━━━ MATERIAL FOR THIS TASK ━━━
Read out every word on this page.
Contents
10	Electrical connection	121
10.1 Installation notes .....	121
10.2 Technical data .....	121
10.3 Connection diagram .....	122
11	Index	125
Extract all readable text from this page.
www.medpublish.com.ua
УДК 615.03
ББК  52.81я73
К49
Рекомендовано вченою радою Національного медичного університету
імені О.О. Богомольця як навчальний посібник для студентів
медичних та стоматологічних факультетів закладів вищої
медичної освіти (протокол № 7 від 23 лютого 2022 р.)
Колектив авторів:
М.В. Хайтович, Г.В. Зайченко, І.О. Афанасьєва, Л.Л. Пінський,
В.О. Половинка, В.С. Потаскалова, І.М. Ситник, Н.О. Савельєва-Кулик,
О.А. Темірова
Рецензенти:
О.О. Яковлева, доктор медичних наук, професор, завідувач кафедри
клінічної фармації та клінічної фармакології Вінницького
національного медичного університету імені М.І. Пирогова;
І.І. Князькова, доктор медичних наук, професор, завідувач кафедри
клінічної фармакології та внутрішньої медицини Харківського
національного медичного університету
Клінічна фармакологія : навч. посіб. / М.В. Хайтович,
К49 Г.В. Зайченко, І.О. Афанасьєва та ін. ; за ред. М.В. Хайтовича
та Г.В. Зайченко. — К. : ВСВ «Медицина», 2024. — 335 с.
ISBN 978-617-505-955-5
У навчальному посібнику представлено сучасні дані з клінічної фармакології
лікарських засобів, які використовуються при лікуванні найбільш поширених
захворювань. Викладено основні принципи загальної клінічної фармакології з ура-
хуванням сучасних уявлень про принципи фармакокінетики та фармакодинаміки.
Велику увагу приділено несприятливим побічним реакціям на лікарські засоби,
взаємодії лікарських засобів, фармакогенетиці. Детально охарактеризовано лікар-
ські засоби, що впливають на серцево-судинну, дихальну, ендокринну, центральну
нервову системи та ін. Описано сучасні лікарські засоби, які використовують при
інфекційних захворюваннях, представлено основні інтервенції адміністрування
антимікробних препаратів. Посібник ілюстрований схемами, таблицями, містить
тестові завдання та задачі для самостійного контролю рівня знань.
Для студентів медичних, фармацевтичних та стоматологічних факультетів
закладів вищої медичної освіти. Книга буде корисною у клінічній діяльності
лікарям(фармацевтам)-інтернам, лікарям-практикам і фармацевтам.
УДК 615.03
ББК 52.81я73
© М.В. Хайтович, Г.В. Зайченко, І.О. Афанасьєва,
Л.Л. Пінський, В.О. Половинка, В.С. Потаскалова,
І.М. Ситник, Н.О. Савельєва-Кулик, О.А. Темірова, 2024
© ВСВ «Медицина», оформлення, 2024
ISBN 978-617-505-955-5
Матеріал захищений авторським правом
━━━
=== TASK ===
Write down only the number of lines that contain the string "Пінський" in the listing.

=== RESPONSE ===
2